Excerpt from a dataset
------------------------------------------------

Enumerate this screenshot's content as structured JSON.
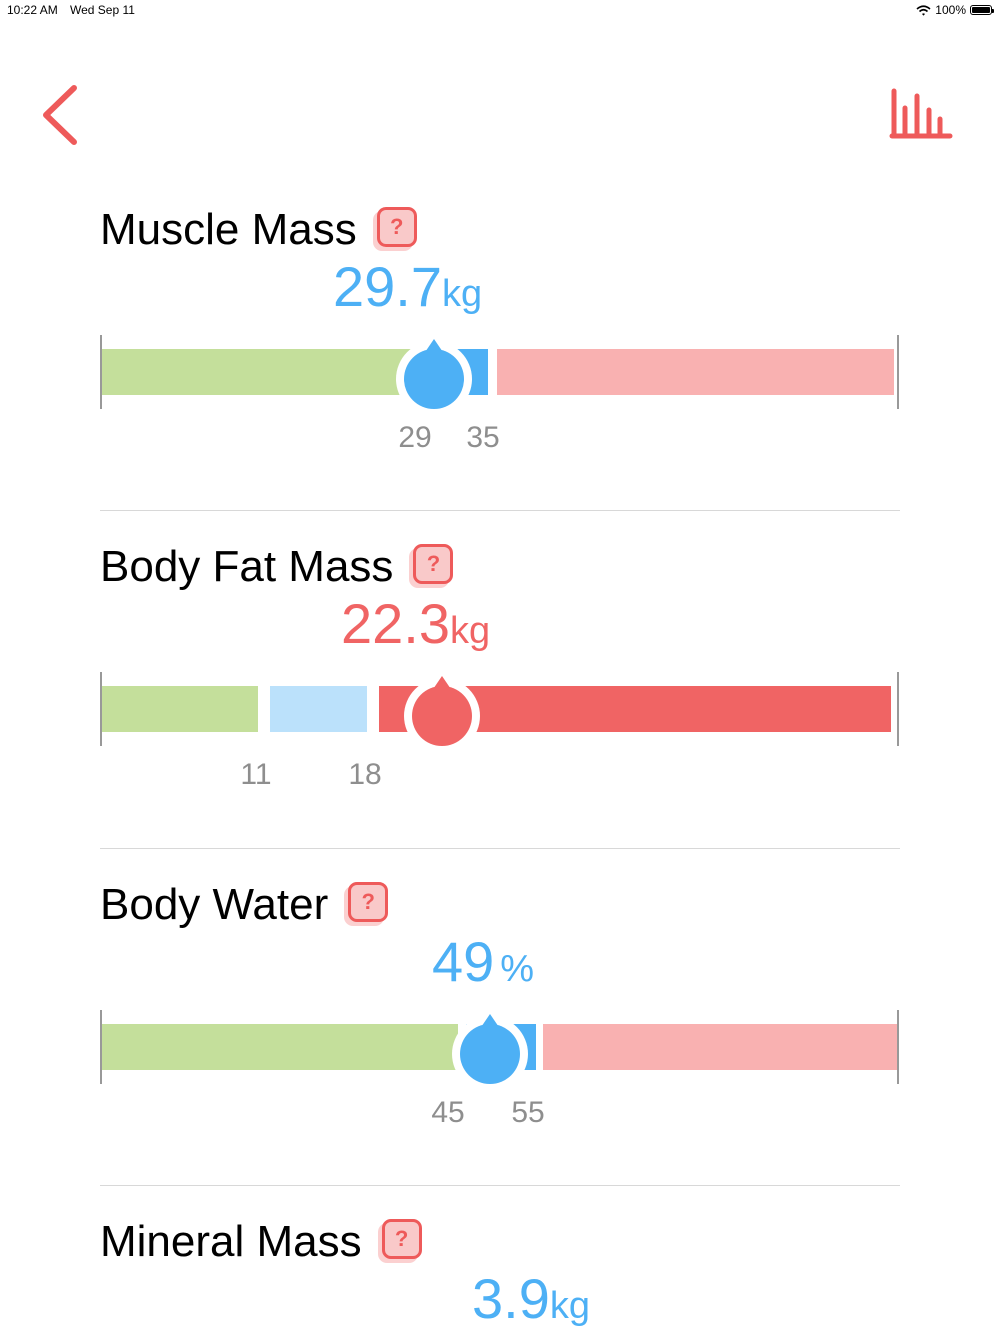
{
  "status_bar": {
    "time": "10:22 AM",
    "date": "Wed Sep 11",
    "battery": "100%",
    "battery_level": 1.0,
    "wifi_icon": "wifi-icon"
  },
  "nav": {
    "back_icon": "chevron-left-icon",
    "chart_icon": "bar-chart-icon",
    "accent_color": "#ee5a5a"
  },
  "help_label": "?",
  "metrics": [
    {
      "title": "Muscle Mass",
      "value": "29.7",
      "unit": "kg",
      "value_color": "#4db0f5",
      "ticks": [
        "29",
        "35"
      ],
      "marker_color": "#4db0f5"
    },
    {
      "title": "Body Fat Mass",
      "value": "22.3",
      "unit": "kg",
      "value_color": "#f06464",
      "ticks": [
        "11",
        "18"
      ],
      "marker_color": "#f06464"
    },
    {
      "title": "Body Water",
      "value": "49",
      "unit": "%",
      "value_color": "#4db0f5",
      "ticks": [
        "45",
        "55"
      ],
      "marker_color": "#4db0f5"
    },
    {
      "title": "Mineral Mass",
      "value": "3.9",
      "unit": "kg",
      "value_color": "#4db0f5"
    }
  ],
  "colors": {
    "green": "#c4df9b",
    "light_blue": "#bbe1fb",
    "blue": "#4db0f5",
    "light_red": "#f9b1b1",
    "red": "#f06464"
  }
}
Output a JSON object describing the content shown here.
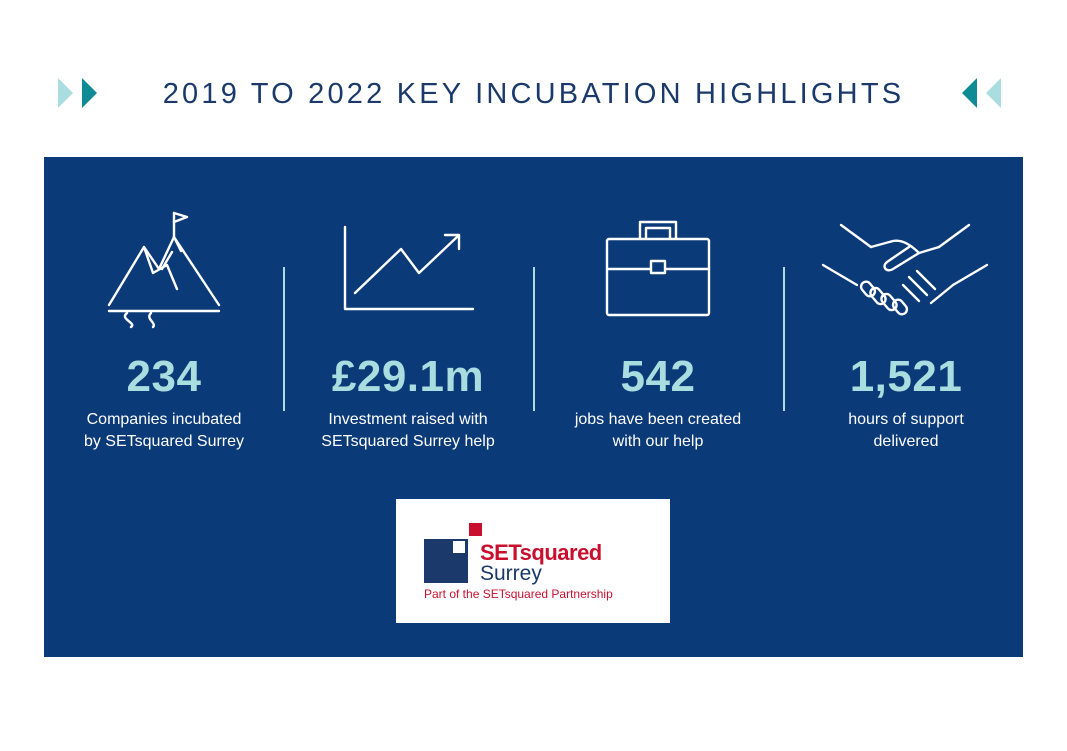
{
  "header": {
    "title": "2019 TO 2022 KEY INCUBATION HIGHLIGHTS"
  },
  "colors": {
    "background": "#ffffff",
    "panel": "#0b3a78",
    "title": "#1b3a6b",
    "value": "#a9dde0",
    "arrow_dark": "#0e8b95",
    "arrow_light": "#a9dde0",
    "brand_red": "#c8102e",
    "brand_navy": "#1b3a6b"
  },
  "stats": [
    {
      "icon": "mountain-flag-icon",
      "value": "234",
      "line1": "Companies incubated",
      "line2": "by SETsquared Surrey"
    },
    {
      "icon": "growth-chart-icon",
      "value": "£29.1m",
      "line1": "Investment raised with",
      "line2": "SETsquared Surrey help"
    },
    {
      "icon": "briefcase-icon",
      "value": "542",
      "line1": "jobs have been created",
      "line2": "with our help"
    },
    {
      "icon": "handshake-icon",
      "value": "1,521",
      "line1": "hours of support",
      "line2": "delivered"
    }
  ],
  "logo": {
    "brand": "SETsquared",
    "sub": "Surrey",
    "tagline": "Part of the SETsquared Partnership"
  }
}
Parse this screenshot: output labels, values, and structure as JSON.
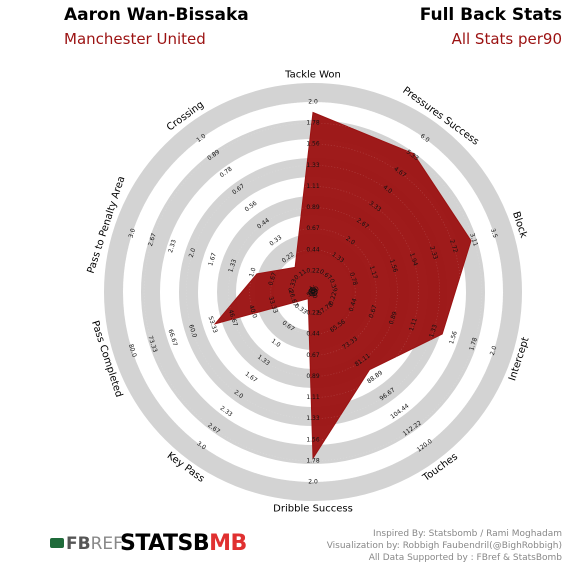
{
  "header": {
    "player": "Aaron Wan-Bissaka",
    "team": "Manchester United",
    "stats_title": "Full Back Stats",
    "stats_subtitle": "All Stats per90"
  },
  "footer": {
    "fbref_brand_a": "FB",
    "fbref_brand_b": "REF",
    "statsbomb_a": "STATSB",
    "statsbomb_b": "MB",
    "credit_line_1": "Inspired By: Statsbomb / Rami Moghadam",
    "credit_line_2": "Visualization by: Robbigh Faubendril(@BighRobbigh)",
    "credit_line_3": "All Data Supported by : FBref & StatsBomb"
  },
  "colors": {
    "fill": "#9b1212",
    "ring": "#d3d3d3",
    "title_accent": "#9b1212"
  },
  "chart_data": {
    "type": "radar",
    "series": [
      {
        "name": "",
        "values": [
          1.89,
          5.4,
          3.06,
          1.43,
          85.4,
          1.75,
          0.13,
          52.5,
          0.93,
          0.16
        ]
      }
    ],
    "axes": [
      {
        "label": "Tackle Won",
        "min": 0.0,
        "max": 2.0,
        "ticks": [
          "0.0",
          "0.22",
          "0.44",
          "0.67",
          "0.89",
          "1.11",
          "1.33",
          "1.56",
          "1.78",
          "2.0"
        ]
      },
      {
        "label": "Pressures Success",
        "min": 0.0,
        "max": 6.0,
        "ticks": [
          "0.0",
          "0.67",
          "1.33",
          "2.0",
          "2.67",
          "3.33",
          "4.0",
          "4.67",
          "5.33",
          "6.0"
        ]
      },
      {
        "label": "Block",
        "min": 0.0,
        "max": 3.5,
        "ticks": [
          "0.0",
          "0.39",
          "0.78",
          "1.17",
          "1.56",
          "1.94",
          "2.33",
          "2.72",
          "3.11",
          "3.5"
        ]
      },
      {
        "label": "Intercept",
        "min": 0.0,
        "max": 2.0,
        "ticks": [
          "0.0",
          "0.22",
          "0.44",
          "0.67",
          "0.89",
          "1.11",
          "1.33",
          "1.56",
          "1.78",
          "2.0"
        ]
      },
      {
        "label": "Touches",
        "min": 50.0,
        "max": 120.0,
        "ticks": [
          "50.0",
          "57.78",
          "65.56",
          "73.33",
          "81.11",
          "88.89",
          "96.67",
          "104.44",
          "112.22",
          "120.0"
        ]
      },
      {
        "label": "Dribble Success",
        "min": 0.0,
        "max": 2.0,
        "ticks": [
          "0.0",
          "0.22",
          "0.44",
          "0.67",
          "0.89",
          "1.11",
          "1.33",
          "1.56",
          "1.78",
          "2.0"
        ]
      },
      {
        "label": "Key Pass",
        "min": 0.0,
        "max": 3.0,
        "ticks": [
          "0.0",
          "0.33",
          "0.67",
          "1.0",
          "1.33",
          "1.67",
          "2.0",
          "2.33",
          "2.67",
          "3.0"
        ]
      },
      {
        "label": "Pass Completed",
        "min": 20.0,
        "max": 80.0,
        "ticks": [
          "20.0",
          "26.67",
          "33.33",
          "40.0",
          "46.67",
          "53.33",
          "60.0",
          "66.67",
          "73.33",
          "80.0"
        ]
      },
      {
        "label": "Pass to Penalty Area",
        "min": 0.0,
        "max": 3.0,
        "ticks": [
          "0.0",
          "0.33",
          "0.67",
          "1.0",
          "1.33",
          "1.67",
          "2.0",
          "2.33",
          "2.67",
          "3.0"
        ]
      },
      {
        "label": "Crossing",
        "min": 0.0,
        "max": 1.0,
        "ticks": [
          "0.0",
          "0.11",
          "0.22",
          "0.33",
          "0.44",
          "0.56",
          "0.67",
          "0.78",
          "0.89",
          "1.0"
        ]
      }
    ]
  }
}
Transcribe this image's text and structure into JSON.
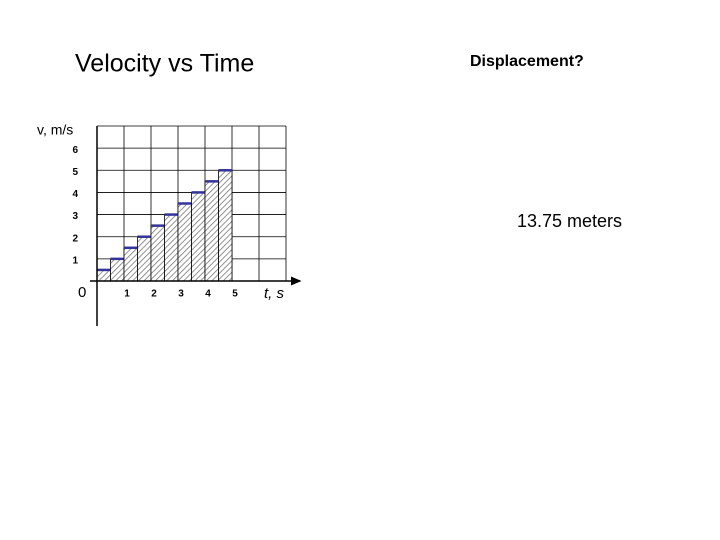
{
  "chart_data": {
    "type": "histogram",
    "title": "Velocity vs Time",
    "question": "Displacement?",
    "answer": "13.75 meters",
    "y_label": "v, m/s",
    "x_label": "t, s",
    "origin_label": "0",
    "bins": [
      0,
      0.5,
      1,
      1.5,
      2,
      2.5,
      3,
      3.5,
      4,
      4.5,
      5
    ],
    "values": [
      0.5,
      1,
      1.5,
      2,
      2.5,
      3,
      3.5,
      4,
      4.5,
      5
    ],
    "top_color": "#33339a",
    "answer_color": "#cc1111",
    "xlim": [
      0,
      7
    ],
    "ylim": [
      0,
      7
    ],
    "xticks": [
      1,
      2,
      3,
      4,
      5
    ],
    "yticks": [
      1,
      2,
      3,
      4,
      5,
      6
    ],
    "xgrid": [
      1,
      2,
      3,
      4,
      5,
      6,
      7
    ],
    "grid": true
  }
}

------------------------------------------------

Task requirements -
Write out the listing above again, exactly, but with no pictures in the copy.

Output -
Enumerate this screenshot's content as structured JSON.
{
  "status_bar": {
    "time": "10:22 AM",
    "date": "Wed Sep 11",
    "battery": "100%",
    "battery_level": 1.0,
    "wifi_icon": "wifi-icon"
  },
  "nav": {
    "back_icon": "chevron-left-icon",
    "chart_icon": "bar-chart-icon",
    "accent_color": "#ee5a5a"
  },
  "help_label": "?",
  "metrics": [
    {
      "title": "Muscle Mass",
      "value": "29.7",
      "unit": "kg",
      "value_color": "#4db0f5",
      "ticks": [
        "29",
        "35"
      ],
      "marker_color": "#4db0f5"
    },
    {
      "title": "Body Fat Mass",
      "value": "22.3",
      "unit": "kg",
      "value_color": "#f06464",
      "ticks": [
        "11",
        "18"
      ],
      "marker_color": "#f06464"
    },
    {
      "title": "Body Water",
      "value": "49",
      "unit": "%",
      "value_color": "#4db0f5",
      "ticks": [
        "45",
        "55"
      ],
      "marker_color": "#4db0f5"
    },
    {
      "title": "Mineral Mass",
      "value": "3.9",
      "unit": "kg",
      "value_color": "#4db0f5"
    }
  ],
  "colors": {
    "green": "#c4df9b",
    "light_blue": "#bbe1fb",
    "blue": "#4db0f5",
    "light_red": "#f9b1b1",
    "red": "#f06464"
  }
}
Output a JSON object describing the content shown here.
{
  "header": {
    "title": "2019 TO 2022 KEY INCUBATION HIGHLIGHTS"
  },
  "colors": {
    "background": "#ffffff",
    "panel": "#0b3a78",
    "title": "#1b3a6b",
    "value": "#a9dde0",
    "arrow_dark": "#0e8b95",
    "arrow_light": "#a9dde0",
    "brand_red": "#c8102e",
    "brand_navy": "#1b3a6b"
  },
  "stats": [
    {
      "icon": "mountain-flag-icon",
      "value": "234",
      "line1": "Companies incubated",
      "line2": "by SETsquared Surrey"
    },
    {
      "icon": "growth-chart-icon",
      "value": "£29.1m",
      "line1": "Investment raised with",
      "line2": "SETsquared Surrey help"
    },
    {
      "icon": "briefcase-icon",
      "value": "542",
      "line1": "jobs have been created",
      "line2": "with our help"
    },
    {
      "icon": "handshake-icon",
      "value": "1,521",
      "line1": "hours of support",
      "line2": "delivered"
    }
  ],
  "logo": {
    "brand": "SETsquared",
    "sub": "Surrey",
    "tagline": "Part of the SETsquared Partnership"
  }
}
Parse this screenshot: output labels, values, and structure as JSON.
{
  "header": {
    "player": "Aaron Wan-Bissaka",
    "team": "Manchester United",
    "stats_title": "Full Back Stats",
    "stats_subtitle": "All Stats per90"
  },
  "footer": {
    "fbref_brand_a": "FB",
    "fbref_brand_b": "REF",
    "statsbomb_a": "STATSB",
    "statsbomb_b": "MB",
    "credit_line_1": "Inspired By: Statsbomb / Rami Moghadam",
    "credit_line_2": "Visualization by: Robbigh Faubendril(@BighRobbigh)",
    "credit_line_3": "All Data Supported by : FBref & StatsBomb"
  },
  "colors": {
    "fill": "#9b1212",
    "ring": "#d3d3d3",
    "title_accent": "#9b1212"
  },
  "chart_data": {
    "type": "radar",
    "series": [
      {
        "name": "",
        "values": [
          1.89,
          5.4,
          3.06,
          1.43,
          85.4,
          1.75,
          0.13,
          52.5,
          0.93,
          0.16
        ]
      }
    ],
    "axes": [
      {
        "label": "Tackle Won",
        "min": 0.0,
        "max": 2.0,
        "ticks": [
          "0.0",
          "0.22",
          "0.44",
          "0.67",
          "0.89",
          "1.11",
          "1.33",
          "1.56",
          "1.78",
          "2.0"
        ]
      },
      {
        "label": "Pressures Success",
        "min": 0.0,
        "max": 6.0,
        "ticks": [
          "0.0",
          "0.67",
          "1.33",
          "2.0",
          "2.67",
          "3.33",
          "4.0",
          "4.67",
          "5.33",
          "6.0"
        ]
      },
      {
        "label": "Block",
        "min": 0.0,
        "max": 3.5,
        "ticks": [
          "0.0",
          "0.39",
          "0.78",
          "1.17",
          "1.56",
          "1.94",
          "2.33",
          "2.72",
          "3.11",
          "3.5"
        ]
      },
      {
        "label": "Intercept",
        "min": 0.0,
        "max": 2.0,
        "ticks": [
          "0.0",
          "0.22",
          "0.44",
          "0.67",
          "0.89",
          "1.11",
          "1.33",
          "1.56",
          "1.78",
          "2.0"
        ]
      },
      {
        "label": "Touches",
        "min": 50.0,
        "max": 120.0,
        "ticks": [
          "50.0",
          "57.78",
          "65.56",
          "73.33",
          "81.11",
          "88.89",
          "96.67",
          "104.44",
          "112.22",
          "120.0"
        ]
      },
      {
        "label": "Dribble Success",
        "min": 0.0,
        "max": 2.0,
        "ticks": [
          "0.0",
          "0.22",
          "0.44",
          "0.67",
          "0.89",
          "1.11",
          "1.33",
          "1.56",
          "1.78",
          "2.0"
        ]
      },
      {
        "label": "Key Pass",
        "min": 0.0,
        "max": 3.0,
        "ticks": [
          "0.0",
          "0.33",
          "0.67",
          "1.0",
          "1.33",
          "1.67",
          "2.0",
          "2.33",
          "2.67",
          "3.0"
        ]
      },
      {
        "label": "Pass Completed",
        "min": 20.0,
        "max": 80.0,
        "ticks": [
          "20.0",
          "26.67",
          "33.33",
          "40.0",
          "46.67",
          "53.33",
          "60.0",
          "66.67",
          "73.33",
          "80.0"
        ]
      },
      {
        "label": "Pass to Penalty Area",
        "min": 0.0,
        "max": 3.0,
        "ticks": [
          "0.0",
          "0.33",
          "0.67",
          "1.0",
          "1.33",
          "1.67",
          "2.0",
          "2.33",
          "2.67",
          "3.0"
        ]
      },
      {
        "label": "Crossing",
        "min": 0.0,
        "max": 1.0,
        "ticks": [
          "0.0",
          "0.11",
          "0.22",
          "0.33",
          "0.44",
          "0.56",
          "0.67",
          "0.78",
          "0.89",
          "1.0"
        ]
      }
    ]
  }
}
Transcribe this image's text and structure into JSON.
{
  "chart_data": {
    "type": "histogram",
    "title": "Velocity vs Time",
    "question": "Displacement?",
    "answer": "13.75 meters",
    "y_label": "v, m/s",
    "x_label": "t, s",
    "origin_label": "0",
    "bins": [
      0,
      0.5,
      1,
      1.5,
      2,
      2.5,
      3,
      3.5,
      4,
      4.5,
      5
    ],
    "values": [
      0.5,
      1,
      1.5,
      2,
      2.5,
      3,
      3.5,
      4,
      4.5,
      5
    ],
    "top_color": "#33339a",
    "answer_color": "#cc1111",
    "xlim": [
      0,
      7
    ],
    "ylim": [
      0,
      7
    ],
    "xticks": [
      1,
      2,
      3,
      4,
      5
    ],
    "yticks": [
      1,
      2,
      3,
      4,
      5,
      6
    ],
    "xgrid": [
      1,
      2,
      3,
      4,
      5,
      6,
      7
    ],
    "grid": true
  }
}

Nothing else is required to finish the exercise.